Exercise directions
Review the material and extract every line in which the word "this" occurs.

Data
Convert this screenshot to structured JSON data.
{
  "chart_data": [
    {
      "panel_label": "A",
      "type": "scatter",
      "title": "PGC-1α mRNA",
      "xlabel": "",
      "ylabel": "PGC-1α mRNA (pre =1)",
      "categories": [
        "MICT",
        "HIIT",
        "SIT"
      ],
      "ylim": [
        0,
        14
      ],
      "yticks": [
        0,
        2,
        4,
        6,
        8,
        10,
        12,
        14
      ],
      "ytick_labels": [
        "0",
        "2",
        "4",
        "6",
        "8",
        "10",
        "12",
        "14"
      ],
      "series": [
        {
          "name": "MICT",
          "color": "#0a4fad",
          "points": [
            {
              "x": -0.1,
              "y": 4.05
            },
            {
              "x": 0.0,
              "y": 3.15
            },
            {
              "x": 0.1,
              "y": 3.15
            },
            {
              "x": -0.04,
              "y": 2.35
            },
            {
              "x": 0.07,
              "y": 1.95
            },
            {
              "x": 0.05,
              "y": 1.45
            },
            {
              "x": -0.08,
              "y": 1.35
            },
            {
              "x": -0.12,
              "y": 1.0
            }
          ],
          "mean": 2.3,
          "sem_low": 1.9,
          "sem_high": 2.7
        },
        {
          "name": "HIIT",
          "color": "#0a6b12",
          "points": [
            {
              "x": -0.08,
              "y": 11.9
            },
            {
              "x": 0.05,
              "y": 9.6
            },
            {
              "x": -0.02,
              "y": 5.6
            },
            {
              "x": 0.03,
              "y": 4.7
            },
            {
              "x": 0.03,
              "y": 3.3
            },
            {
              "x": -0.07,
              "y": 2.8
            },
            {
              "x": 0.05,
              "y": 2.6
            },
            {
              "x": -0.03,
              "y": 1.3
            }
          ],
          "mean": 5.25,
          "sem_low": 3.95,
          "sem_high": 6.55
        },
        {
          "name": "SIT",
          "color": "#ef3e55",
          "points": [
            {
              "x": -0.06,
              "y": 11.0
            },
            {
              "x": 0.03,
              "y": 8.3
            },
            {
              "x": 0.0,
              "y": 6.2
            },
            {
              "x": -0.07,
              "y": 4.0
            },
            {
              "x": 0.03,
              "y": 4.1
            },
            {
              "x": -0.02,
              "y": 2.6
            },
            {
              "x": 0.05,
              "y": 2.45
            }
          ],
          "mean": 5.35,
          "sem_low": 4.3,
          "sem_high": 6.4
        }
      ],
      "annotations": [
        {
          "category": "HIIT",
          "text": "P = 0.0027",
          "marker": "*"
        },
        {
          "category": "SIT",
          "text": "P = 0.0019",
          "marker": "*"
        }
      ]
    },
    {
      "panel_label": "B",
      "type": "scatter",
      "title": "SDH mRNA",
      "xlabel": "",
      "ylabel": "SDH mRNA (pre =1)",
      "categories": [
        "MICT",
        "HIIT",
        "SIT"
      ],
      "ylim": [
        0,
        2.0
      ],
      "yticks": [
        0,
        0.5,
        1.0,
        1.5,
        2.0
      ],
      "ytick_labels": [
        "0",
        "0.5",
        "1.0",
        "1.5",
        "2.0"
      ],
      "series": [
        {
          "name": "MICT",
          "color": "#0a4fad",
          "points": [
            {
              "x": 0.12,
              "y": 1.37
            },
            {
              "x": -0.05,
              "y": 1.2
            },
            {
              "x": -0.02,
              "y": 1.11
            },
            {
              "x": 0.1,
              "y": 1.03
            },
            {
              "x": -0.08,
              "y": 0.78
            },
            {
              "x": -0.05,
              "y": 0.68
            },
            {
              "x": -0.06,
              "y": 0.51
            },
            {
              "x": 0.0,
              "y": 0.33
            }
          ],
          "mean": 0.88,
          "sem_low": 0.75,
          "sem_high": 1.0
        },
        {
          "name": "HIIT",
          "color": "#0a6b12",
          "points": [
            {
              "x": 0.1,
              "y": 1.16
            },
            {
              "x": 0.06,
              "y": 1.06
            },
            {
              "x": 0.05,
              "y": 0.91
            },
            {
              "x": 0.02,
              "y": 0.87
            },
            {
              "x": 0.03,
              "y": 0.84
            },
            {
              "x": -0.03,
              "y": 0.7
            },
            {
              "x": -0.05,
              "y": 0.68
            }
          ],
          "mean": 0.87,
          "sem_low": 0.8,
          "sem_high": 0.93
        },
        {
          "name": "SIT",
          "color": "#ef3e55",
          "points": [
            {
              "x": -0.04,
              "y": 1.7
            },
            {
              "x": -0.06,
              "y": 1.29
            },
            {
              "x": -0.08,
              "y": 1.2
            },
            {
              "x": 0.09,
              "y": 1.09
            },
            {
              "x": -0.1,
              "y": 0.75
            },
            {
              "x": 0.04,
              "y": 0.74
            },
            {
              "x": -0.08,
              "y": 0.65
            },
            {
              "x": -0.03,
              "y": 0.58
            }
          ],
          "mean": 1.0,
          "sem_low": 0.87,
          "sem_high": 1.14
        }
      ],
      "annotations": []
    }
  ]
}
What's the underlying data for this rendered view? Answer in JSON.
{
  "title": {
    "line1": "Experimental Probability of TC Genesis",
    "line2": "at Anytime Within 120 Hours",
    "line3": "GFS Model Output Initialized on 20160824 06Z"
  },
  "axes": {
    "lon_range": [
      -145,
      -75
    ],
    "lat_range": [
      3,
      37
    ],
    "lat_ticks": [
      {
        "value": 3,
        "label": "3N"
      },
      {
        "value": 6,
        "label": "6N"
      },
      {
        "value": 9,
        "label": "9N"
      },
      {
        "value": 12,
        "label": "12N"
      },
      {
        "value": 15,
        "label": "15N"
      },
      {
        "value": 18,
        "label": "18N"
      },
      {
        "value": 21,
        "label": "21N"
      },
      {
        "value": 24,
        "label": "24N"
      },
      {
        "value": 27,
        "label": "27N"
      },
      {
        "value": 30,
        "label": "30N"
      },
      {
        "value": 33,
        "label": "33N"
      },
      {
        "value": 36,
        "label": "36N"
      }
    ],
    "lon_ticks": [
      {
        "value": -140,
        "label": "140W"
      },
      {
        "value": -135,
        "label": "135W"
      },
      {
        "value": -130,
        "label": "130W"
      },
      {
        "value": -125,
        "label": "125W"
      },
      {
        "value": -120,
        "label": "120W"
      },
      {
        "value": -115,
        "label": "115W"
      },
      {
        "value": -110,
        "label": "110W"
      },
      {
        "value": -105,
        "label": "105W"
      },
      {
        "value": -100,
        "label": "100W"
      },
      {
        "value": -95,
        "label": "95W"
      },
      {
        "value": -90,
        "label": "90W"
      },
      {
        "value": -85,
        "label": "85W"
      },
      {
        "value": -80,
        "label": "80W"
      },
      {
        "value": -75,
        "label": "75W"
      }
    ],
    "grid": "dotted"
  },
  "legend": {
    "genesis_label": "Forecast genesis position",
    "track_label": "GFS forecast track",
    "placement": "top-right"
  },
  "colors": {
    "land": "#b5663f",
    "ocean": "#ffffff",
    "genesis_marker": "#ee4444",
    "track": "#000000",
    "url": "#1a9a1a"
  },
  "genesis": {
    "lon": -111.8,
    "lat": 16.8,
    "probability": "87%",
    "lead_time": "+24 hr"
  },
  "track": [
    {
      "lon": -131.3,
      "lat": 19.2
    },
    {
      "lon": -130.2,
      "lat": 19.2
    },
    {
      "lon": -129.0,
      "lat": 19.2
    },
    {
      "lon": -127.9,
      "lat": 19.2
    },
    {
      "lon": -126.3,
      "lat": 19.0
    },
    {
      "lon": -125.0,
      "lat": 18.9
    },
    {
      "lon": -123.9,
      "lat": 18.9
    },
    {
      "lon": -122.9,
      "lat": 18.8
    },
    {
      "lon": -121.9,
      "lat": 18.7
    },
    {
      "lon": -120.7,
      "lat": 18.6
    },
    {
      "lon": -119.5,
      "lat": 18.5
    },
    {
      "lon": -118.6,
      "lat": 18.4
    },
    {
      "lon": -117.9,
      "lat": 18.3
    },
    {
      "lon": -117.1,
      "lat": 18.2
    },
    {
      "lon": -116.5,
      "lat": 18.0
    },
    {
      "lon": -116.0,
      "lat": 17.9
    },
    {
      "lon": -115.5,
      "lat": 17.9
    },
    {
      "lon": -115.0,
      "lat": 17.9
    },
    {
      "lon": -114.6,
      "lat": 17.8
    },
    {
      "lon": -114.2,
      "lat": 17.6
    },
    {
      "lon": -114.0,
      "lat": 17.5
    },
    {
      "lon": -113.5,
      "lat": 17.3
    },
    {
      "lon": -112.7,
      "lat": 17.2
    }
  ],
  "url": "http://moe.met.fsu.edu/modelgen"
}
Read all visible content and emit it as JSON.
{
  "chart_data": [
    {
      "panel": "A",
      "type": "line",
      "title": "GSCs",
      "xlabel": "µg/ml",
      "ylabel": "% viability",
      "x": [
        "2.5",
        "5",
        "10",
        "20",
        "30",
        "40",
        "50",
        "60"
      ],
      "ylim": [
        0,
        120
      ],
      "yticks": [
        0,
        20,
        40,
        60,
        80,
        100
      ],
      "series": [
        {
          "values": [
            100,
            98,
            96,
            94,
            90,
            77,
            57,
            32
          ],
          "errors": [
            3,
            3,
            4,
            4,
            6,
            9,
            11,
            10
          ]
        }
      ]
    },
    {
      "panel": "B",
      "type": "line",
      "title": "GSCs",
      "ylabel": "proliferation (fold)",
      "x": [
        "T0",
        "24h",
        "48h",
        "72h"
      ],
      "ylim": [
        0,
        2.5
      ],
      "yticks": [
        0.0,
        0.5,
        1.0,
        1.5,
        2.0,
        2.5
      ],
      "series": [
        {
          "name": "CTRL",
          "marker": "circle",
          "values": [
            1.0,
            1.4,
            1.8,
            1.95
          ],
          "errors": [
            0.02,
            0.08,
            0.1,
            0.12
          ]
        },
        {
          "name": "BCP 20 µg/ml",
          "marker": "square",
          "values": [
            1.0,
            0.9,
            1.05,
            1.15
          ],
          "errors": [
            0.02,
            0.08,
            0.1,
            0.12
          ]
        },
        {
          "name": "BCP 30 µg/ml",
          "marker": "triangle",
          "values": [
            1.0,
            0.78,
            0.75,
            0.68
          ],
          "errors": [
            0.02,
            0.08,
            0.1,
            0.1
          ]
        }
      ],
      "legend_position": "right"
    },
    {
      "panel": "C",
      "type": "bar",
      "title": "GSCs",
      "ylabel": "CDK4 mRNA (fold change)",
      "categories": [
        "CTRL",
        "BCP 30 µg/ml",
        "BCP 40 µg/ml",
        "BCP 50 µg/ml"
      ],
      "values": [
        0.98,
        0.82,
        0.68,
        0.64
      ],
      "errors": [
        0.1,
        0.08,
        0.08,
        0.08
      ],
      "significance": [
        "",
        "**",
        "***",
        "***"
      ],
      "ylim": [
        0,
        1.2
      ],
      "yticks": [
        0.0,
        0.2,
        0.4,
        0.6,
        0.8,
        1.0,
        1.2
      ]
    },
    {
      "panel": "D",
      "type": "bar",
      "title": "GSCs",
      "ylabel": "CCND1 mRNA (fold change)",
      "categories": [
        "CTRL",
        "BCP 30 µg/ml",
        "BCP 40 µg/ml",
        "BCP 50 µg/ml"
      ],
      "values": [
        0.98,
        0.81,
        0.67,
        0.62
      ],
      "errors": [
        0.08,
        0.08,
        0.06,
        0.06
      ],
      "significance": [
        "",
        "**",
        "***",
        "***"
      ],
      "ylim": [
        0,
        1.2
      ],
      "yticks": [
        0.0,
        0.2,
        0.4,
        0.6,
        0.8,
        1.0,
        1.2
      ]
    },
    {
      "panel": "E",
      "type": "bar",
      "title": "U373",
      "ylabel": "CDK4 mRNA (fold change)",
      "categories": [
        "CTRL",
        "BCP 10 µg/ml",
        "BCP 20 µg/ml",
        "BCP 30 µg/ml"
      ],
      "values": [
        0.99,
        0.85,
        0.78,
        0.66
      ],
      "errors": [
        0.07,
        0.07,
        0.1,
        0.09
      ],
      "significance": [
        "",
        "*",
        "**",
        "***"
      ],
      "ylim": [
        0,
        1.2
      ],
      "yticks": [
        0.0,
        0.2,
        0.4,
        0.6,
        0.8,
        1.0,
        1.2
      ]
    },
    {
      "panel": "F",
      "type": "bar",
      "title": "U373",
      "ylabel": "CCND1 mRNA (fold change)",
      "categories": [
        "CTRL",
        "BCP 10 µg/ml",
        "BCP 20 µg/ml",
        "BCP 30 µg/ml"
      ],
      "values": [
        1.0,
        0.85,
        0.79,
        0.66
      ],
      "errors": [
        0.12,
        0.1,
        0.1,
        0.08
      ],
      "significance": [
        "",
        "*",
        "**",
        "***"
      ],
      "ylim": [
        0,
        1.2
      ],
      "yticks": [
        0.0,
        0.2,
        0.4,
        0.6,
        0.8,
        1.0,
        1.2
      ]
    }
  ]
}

Written solution
Convert this screenshot to structured JSON data.
What's the underlying data for this rendered view? Answer in JSON.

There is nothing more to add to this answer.